Pick out the lines in the listing below that contain the word "Desidero" and copy them.

-- Begin --

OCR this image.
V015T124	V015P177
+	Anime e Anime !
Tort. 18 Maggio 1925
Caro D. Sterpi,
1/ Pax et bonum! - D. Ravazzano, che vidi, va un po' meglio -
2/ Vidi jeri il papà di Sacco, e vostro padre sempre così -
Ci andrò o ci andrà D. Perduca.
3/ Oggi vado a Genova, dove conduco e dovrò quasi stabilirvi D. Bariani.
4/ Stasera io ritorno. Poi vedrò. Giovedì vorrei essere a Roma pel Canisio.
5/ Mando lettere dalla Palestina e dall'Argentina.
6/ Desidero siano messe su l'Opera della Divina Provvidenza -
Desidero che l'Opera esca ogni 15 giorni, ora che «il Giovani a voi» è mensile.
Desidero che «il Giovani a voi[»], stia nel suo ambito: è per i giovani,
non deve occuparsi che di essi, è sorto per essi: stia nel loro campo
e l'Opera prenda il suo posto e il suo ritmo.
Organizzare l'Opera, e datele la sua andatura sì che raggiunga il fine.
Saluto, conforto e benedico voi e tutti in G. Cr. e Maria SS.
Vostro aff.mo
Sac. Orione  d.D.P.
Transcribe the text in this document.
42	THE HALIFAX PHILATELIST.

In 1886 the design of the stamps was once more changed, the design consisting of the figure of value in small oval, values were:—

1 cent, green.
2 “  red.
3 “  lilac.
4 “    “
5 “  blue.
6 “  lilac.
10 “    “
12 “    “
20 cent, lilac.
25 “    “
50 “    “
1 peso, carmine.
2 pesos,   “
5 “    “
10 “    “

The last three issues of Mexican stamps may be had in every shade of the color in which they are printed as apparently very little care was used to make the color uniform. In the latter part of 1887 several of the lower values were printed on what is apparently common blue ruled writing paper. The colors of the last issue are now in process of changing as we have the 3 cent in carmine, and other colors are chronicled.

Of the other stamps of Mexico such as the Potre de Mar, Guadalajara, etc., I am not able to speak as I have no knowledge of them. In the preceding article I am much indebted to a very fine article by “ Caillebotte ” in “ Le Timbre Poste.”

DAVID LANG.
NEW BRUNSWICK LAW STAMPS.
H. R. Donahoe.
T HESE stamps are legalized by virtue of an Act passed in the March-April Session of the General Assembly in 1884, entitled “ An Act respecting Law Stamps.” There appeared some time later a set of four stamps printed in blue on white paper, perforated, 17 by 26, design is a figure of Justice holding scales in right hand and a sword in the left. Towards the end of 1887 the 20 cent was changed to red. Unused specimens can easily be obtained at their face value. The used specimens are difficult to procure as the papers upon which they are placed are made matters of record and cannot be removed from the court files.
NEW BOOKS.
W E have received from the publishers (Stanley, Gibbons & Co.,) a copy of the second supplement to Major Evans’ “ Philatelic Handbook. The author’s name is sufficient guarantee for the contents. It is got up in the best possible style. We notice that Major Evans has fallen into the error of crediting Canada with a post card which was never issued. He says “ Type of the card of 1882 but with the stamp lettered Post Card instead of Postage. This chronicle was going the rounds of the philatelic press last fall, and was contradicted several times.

-- End --

**Result of this exercise**
6/ Desidero siano messe su l'Opera della Divina Provvidenza -
Desidero che l'Opera esca ogni 15 giorni, ora che «il Giovani a voi» è mensile.
Desidero che «il Giovani a voi[»], stia nel suo ambito: è per i giovani,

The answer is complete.